TASK REQUIREMENTS: Your task is to transcribe the records exactly, skipping every image.

RECORDS FOR THE EXERCISE:
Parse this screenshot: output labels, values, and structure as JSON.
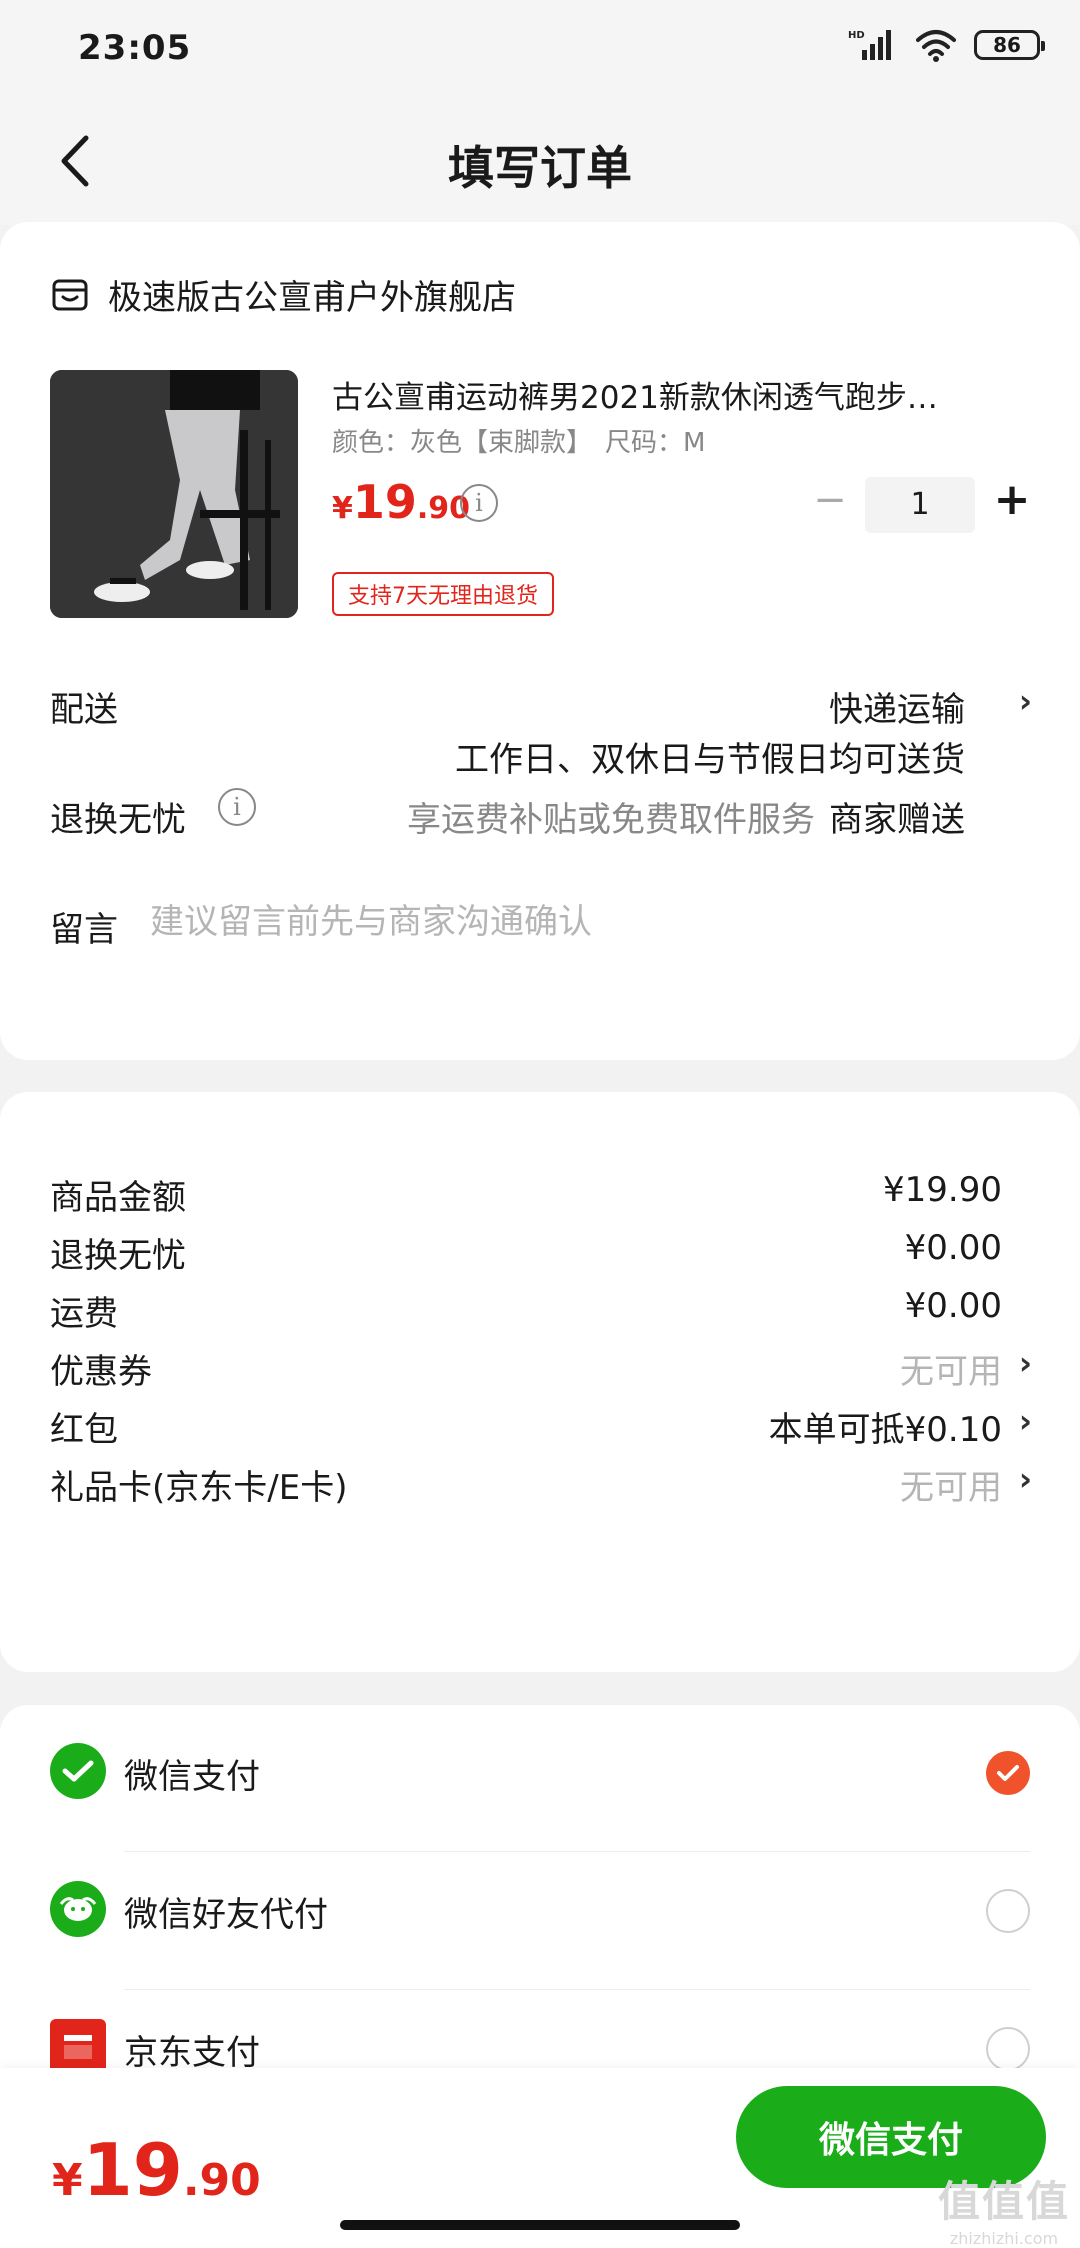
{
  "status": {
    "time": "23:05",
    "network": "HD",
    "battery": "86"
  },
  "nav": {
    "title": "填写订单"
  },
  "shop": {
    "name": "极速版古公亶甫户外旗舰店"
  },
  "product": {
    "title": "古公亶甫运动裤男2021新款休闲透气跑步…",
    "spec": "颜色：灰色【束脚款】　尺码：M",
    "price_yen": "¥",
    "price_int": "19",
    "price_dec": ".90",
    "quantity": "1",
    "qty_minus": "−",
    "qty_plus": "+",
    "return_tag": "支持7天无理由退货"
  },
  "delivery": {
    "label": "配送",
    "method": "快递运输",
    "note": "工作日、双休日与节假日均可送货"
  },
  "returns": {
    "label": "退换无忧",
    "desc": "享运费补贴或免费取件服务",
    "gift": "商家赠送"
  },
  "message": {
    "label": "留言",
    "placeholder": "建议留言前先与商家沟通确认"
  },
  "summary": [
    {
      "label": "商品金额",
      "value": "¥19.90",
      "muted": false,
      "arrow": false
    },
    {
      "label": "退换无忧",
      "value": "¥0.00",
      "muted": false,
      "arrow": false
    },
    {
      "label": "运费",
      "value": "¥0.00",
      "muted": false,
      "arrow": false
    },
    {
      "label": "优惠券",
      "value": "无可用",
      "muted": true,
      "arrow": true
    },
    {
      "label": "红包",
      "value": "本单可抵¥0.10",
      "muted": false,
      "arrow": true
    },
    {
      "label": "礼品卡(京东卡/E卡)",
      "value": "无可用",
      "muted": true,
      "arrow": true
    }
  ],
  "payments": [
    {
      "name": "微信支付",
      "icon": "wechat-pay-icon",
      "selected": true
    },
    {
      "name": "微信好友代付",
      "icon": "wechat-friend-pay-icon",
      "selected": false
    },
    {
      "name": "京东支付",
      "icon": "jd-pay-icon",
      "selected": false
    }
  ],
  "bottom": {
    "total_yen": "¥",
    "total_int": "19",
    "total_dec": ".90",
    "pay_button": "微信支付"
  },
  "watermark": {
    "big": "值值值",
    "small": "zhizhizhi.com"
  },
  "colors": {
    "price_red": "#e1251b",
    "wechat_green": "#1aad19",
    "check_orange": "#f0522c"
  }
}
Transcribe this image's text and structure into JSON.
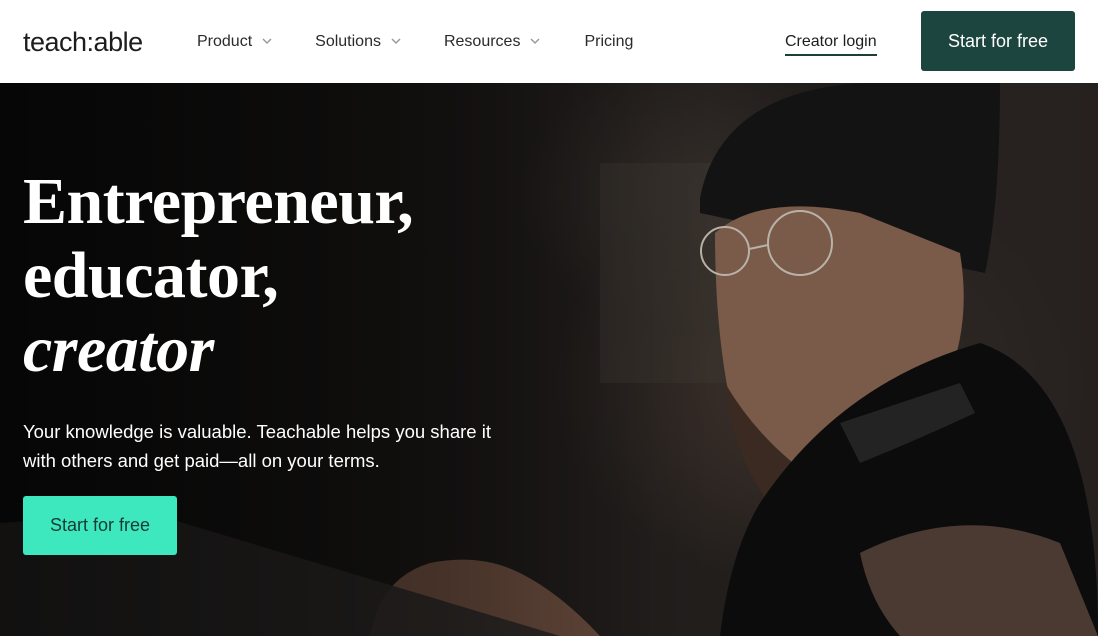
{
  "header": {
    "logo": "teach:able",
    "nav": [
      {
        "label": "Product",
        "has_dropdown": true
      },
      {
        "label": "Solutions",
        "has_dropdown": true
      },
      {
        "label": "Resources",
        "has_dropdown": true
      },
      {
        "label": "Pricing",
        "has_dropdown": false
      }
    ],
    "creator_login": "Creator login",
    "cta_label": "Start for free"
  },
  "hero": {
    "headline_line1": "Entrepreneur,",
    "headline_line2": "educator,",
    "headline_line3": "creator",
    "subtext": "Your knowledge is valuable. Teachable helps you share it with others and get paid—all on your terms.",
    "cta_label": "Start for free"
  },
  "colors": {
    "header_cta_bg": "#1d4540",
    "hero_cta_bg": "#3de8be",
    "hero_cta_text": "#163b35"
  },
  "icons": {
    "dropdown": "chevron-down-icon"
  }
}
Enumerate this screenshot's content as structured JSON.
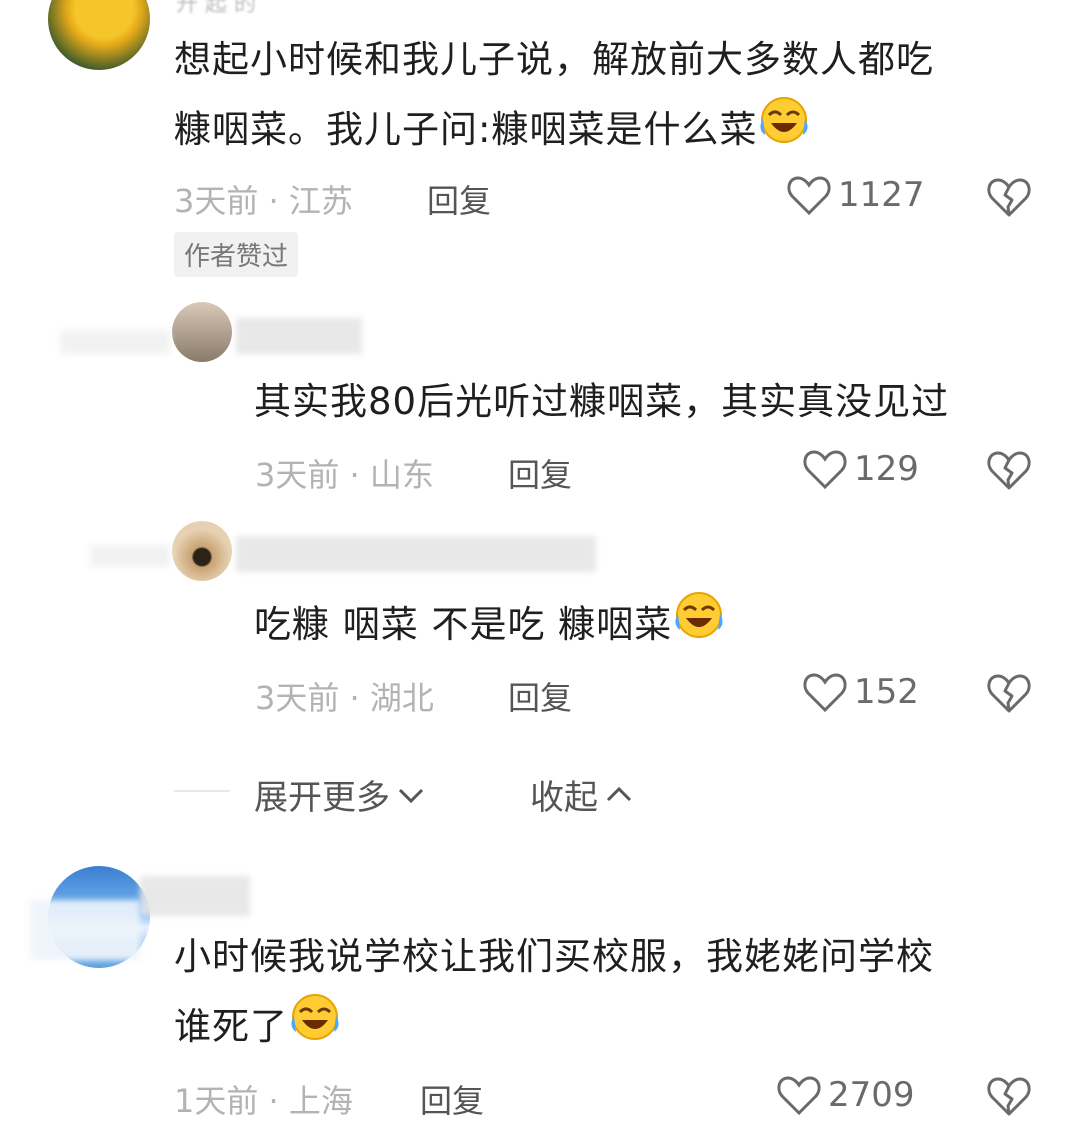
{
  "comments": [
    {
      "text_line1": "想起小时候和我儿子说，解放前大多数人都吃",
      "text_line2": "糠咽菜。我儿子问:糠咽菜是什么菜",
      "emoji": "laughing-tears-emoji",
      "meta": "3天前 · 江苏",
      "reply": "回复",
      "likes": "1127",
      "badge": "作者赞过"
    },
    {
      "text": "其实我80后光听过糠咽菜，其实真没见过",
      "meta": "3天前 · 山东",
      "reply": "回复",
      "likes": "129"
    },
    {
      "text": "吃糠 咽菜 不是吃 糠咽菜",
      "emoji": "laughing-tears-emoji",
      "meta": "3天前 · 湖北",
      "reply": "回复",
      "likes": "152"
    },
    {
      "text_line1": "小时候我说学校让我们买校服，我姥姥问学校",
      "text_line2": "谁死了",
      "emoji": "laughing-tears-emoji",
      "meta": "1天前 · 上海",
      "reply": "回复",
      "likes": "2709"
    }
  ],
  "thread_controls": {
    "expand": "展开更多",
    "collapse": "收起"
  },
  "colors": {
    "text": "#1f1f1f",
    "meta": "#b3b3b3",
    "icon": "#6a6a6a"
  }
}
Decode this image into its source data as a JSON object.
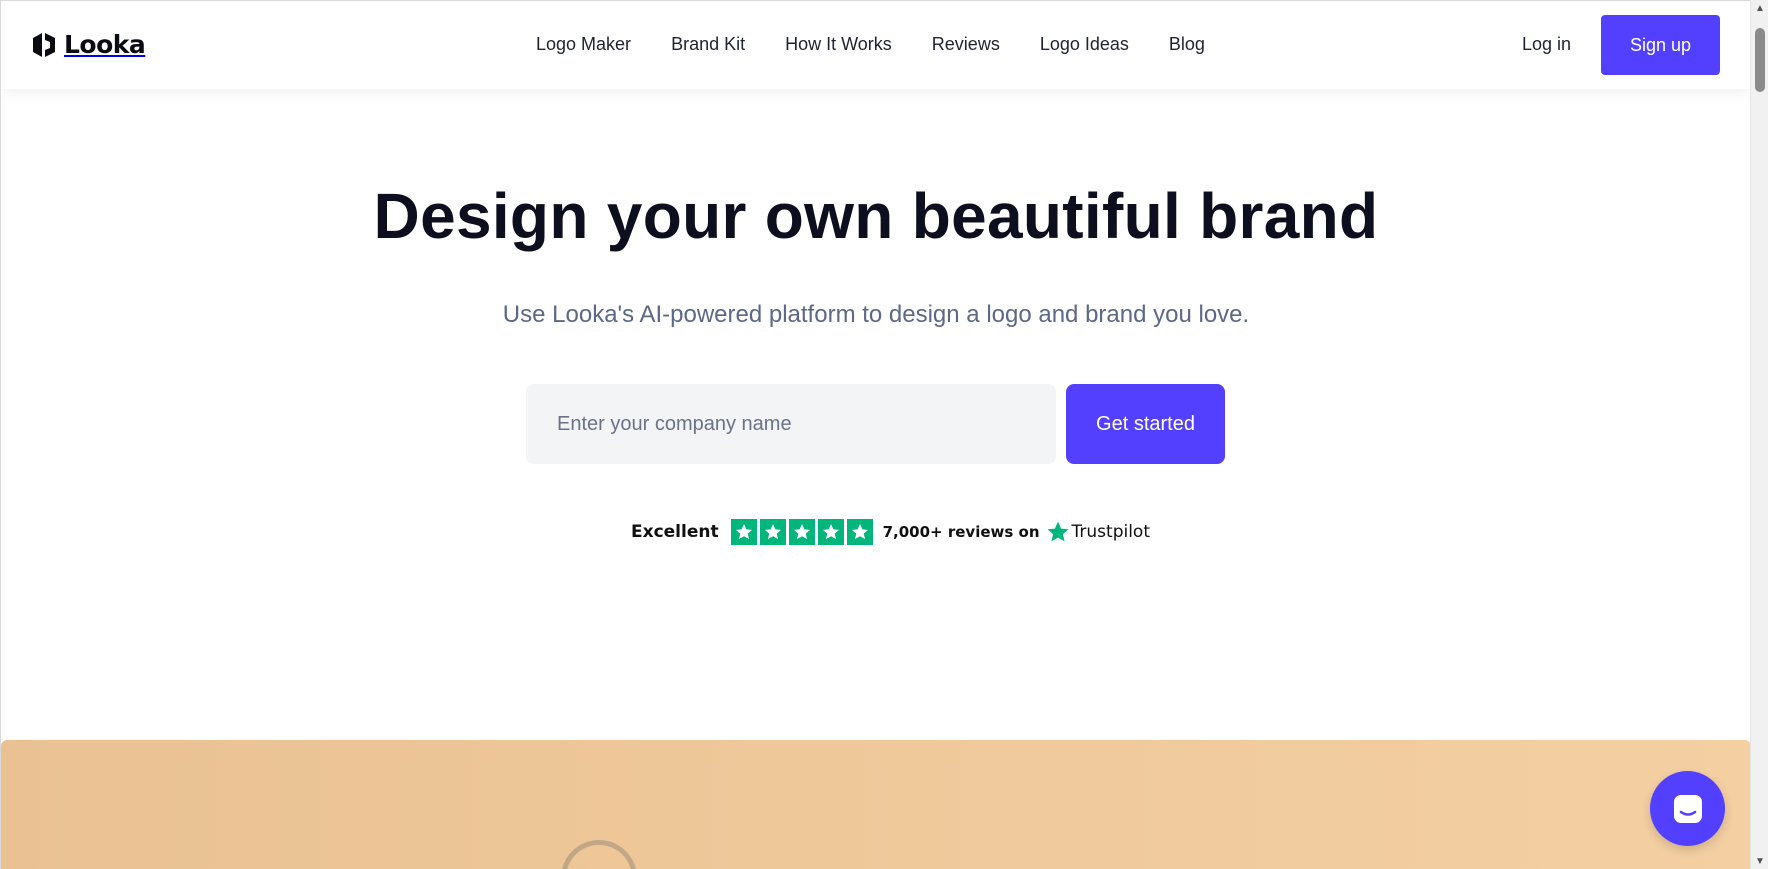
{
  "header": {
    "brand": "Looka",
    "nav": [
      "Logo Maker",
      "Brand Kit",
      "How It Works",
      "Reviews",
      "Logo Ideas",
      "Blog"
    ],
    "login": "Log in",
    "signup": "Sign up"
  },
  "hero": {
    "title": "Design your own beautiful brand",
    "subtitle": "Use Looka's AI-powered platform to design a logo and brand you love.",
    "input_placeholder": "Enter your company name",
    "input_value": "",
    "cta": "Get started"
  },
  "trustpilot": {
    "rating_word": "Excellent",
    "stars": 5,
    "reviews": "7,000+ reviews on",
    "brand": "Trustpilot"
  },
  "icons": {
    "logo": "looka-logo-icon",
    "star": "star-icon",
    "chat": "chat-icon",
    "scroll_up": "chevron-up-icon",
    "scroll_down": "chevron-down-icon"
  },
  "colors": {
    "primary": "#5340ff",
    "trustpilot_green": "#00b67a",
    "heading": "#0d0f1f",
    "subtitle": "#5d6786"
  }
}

EXERCISE OUTPUT:
Parse this screenshot: output labels, values, and structure as JSON.
{
  "status": {
    "time": "23:05",
    "network": "HD",
    "battery": "86"
  },
  "nav": {
    "title": "填写订单"
  },
  "shop": {
    "name": "极速版古公亶甫户外旗舰店"
  },
  "product": {
    "title": "古公亶甫运动裤男2021新款休闲透气跑步…",
    "spec": "颜色：灰色【束脚款】　尺码：M",
    "price_yen": "¥",
    "price_int": "19",
    "price_dec": ".90",
    "quantity": "1",
    "qty_minus": "−",
    "qty_plus": "+",
    "return_tag": "支持7天无理由退货"
  },
  "delivery": {
    "label": "配送",
    "method": "快递运输",
    "note": "工作日、双休日与节假日均可送货"
  },
  "returns": {
    "label": "退换无忧",
    "desc": "享运费补贴或免费取件服务",
    "gift": "商家赠送"
  },
  "message": {
    "label": "留言",
    "placeholder": "建议留言前先与商家沟通确认"
  },
  "summary": [
    {
      "label": "商品金额",
      "value": "¥19.90",
      "muted": false,
      "arrow": false
    },
    {
      "label": "退换无忧",
      "value": "¥0.00",
      "muted": false,
      "arrow": false
    },
    {
      "label": "运费",
      "value": "¥0.00",
      "muted": false,
      "arrow": false
    },
    {
      "label": "优惠券",
      "value": "无可用",
      "muted": true,
      "arrow": true
    },
    {
      "label": "红包",
      "value": "本单可抵¥0.10",
      "muted": false,
      "arrow": true
    },
    {
      "label": "礼品卡(京东卡/E卡)",
      "value": "无可用",
      "muted": true,
      "arrow": true
    }
  ],
  "payments": [
    {
      "name": "微信支付",
      "icon": "wechat-pay-icon",
      "selected": true
    },
    {
      "name": "微信好友代付",
      "icon": "wechat-friend-pay-icon",
      "selected": false
    },
    {
      "name": "京东支付",
      "icon": "jd-pay-icon",
      "selected": false
    }
  ],
  "bottom": {
    "total_yen": "¥",
    "total_int": "19",
    "total_dec": ".90",
    "pay_button": "微信支付"
  },
  "watermark": {
    "big": "值值值",
    "small": "zhizhizhi.com"
  },
  "colors": {
    "price_red": "#e1251b",
    "wechat_green": "#1aad19",
    "check_orange": "#f0522c"
  }
}
Transcribe this image's text and structure into JSON.
{
  "header": {
    "logo": "teach:able",
    "nav": [
      {
        "label": "Product",
        "has_dropdown": true
      },
      {
        "label": "Solutions",
        "has_dropdown": true
      },
      {
        "label": "Resources",
        "has_dropdown": true
      },
      {
        "label": "Pricing",
        "has_dropdown": false
      }
    ],
    "creator_login": "Creator login",
    "cta_label": "Start for free"
  },
  "hero": {
    "headline_line1": "Entrepreneur,",
    "headline_line2": "educator,",
    "headline_line3": "creator",
    "subtext": "Your knowledge is valuable. Teachable helps you share it with others and get paid—all on your terms.",
    "cta_label": "Start for free"
  },
  "colors": {
    "header_cta_bg": "#1d4540",
    "hero_cta_bg": "#3de8be",
    "hero_cta_text": "#163b35"
  },
  "icons": {
    "dropdown": "chevron-down-icon"
  }
}
Enumerate this screenshot's content as structured JSON.
{
  "comments": [
    {
      "text_line1": "想起小时候和我儿子说，解放前大多数人都吃",
      "text_line2": "糠咽菜。我儿子问:糠咽菜是什么菜",
      "emoji": "laughing-tears-emoji",
      "meta": "3天前 · 江苏",
      "reply": "回复",
      "likes": "1127",
      "badge": "作者赞过"
    },
    {
      "text": "其实我80后光听过糠咽菜，其实真没见过",
      "meta": "3天前 · 山东",
      "reply": "回复",
      "likes": "129"
    },
    {
      "text": "吃糠 咽菜 不是吃 糠咽菜",
      "emoji": "laughing-tears-emoji",
      "meta": "3天前 · 湖北",
      "reply": "回复",
      "likes": "152"
    },
    {
      "text_line1": "小时候我说学校让我们买校服，我姥姥问学校",
      "text_line2": "谁死了",
      "emoji": "laughing-tears-emoji",
      "meta": "1天前 · 上海",
      "reply": "回复",
      "likes": "2709"
    }
  ],
  "thread_controls": {
    "expand": "展开更多",
    "collapse": "收起"
  },
  "colors": {
    "text": "#1f1f1f",
    "meta": "#b3b3b3",
    "icon": "#6a6a6a"
  }
}
Decode this image into its source data as a JSON object.
{
  "header": {
    "brand": "Looka",
    "nav": [
      "Logo Maker",
      "Brand Kit",
      "How It Works",
      "Reviews",
      "Logo Ideas",
      "Blog"
    ],
    "login": "Log in",
    "signup": "Sign up"
  },
  "hero": {
    "title": "Design your own beautiful brand",
    "subtitle": "Use Looka's AI-powered platform to design a logo and brand you love.",
    "input_placeholder": "Enter your company name",
    "input_value": "",
    "cta": "Get started"
  },
  "trustpilot": {
    "rating_word": "Excellent",
    "stars": 5,
    "reviews": "7,000+ reviews on",
    "brand": "Trustpilot"
  },
  "icons": {
    "logo": "looka-logo-icon",
    "star": "star-icon",
    "chat": "chat-icon",
    "scroll_up": "chevron-up-icon",
    "scroll_down": "chevron-down-icon"
  },
  "colors": {
    "primary": "#5340ff",
    "trustpilot_green": "#00b67a",
    "heading": "#0d0f1f",
    "subtitle": "#5d6786"
  }
}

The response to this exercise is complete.